• **Saved entries**:

— start —

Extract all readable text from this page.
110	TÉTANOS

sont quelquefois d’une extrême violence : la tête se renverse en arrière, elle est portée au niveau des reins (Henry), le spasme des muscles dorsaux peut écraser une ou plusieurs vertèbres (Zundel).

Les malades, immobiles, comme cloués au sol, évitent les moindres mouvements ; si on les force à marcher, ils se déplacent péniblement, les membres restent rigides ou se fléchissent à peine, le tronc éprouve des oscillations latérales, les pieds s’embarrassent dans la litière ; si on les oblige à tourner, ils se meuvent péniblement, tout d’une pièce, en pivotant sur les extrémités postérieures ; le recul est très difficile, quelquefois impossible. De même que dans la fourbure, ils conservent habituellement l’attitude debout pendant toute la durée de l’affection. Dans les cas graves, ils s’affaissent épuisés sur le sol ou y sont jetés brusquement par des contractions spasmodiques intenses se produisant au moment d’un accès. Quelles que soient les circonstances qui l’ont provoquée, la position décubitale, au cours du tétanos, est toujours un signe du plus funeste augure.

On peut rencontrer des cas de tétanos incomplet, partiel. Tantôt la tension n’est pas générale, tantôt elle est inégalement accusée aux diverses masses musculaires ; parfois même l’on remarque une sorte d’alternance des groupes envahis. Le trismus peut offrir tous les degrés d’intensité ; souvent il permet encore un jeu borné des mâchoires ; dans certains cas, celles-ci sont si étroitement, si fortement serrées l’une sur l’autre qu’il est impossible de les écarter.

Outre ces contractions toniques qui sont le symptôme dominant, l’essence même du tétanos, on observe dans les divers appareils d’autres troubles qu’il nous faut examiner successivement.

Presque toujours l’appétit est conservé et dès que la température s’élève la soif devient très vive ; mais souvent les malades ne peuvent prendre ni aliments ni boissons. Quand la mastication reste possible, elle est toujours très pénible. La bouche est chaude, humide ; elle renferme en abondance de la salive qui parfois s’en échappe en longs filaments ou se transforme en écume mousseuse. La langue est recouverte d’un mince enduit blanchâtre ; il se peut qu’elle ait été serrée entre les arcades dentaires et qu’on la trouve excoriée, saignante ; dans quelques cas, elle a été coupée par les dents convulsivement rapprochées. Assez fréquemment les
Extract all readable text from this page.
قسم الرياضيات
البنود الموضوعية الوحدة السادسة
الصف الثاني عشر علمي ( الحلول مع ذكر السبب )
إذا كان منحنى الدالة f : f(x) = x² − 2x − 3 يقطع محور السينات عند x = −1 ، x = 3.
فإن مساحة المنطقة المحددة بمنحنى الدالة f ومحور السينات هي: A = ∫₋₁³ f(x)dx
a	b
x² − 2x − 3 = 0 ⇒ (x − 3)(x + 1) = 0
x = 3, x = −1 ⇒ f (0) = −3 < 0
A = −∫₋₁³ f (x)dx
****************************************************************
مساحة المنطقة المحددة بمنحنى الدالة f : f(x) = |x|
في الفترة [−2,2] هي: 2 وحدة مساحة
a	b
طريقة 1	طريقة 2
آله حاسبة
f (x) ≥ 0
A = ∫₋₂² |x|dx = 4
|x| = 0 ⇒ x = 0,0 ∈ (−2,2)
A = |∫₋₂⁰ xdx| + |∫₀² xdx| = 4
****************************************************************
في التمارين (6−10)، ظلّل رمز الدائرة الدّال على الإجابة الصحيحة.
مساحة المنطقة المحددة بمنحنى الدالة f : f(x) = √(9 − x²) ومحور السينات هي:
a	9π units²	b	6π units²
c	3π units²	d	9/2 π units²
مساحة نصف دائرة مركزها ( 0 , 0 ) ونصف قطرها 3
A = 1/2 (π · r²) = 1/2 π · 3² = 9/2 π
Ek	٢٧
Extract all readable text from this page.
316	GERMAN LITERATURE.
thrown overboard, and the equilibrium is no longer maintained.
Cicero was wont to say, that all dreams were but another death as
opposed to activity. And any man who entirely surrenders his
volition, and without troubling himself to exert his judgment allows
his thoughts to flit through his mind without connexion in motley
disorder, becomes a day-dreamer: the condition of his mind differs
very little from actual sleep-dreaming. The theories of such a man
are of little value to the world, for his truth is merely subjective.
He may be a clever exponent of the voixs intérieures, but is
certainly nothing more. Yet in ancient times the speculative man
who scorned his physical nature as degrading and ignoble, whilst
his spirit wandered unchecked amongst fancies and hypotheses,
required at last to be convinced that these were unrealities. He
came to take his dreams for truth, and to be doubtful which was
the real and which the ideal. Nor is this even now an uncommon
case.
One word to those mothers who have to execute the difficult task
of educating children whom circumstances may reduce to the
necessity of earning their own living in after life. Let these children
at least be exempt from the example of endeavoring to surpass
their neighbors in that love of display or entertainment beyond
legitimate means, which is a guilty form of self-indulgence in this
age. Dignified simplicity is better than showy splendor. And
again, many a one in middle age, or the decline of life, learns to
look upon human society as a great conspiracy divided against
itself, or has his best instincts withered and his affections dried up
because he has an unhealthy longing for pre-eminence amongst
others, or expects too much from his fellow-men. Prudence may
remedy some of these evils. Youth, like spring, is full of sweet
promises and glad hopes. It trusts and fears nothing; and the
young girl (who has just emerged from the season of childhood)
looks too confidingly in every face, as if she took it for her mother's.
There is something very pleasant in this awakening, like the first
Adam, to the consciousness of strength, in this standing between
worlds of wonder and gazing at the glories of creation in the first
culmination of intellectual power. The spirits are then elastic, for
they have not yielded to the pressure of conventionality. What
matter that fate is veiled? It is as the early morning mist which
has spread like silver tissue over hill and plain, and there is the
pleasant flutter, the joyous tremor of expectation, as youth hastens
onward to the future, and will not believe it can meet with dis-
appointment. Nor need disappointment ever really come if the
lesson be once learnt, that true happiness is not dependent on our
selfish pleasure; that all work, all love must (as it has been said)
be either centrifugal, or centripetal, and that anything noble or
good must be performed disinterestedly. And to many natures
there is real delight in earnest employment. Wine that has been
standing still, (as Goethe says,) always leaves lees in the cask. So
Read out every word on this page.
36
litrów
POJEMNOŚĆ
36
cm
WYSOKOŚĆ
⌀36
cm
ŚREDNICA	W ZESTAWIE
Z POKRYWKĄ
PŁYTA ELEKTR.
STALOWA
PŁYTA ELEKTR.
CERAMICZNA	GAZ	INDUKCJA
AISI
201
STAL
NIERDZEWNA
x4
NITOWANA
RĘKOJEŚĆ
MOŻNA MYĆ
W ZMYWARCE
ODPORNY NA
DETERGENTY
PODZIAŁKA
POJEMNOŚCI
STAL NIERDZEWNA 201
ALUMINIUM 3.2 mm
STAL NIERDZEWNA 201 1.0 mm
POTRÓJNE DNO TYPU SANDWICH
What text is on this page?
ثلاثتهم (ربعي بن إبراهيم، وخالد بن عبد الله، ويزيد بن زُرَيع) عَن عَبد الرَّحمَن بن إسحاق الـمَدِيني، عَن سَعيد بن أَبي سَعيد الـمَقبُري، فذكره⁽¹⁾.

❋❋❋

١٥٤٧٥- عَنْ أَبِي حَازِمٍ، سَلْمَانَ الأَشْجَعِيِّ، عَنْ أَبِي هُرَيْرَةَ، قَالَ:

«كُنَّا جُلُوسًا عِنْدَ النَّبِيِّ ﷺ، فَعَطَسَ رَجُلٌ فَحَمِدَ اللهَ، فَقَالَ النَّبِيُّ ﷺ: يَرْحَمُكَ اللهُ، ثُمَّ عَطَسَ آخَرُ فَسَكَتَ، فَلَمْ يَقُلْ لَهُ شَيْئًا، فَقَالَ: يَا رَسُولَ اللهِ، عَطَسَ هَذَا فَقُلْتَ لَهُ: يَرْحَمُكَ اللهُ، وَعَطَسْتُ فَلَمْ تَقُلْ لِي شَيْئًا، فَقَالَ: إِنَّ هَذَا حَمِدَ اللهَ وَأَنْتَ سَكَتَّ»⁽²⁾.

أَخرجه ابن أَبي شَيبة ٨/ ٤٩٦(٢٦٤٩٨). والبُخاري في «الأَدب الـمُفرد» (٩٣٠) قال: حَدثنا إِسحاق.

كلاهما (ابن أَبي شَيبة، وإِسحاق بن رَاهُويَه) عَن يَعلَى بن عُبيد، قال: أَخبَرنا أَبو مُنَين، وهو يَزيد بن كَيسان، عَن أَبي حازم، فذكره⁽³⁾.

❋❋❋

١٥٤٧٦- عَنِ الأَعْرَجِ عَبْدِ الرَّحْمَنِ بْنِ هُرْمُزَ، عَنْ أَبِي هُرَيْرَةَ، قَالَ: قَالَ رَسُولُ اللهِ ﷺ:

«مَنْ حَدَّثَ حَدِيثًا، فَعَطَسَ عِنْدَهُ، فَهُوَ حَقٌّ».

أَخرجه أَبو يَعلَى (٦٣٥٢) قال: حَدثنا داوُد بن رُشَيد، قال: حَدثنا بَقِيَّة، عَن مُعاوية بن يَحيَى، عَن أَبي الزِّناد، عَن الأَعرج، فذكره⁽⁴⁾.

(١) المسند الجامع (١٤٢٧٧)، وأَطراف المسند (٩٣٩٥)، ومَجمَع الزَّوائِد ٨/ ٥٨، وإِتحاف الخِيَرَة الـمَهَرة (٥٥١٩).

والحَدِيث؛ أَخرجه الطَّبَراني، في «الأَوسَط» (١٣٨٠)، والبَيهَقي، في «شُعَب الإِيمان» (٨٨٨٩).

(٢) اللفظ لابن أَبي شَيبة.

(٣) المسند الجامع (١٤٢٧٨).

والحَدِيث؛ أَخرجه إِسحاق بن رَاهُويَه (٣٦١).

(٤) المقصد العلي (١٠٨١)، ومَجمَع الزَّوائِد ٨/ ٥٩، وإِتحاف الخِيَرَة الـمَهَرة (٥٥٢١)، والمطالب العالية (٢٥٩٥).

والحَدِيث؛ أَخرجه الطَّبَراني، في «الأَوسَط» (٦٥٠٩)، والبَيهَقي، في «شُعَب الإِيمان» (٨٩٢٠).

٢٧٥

— end —

• **DIRECTION**: Report only how many lines of the listing hold the word "peut".

• **THE RESPONSE**: 3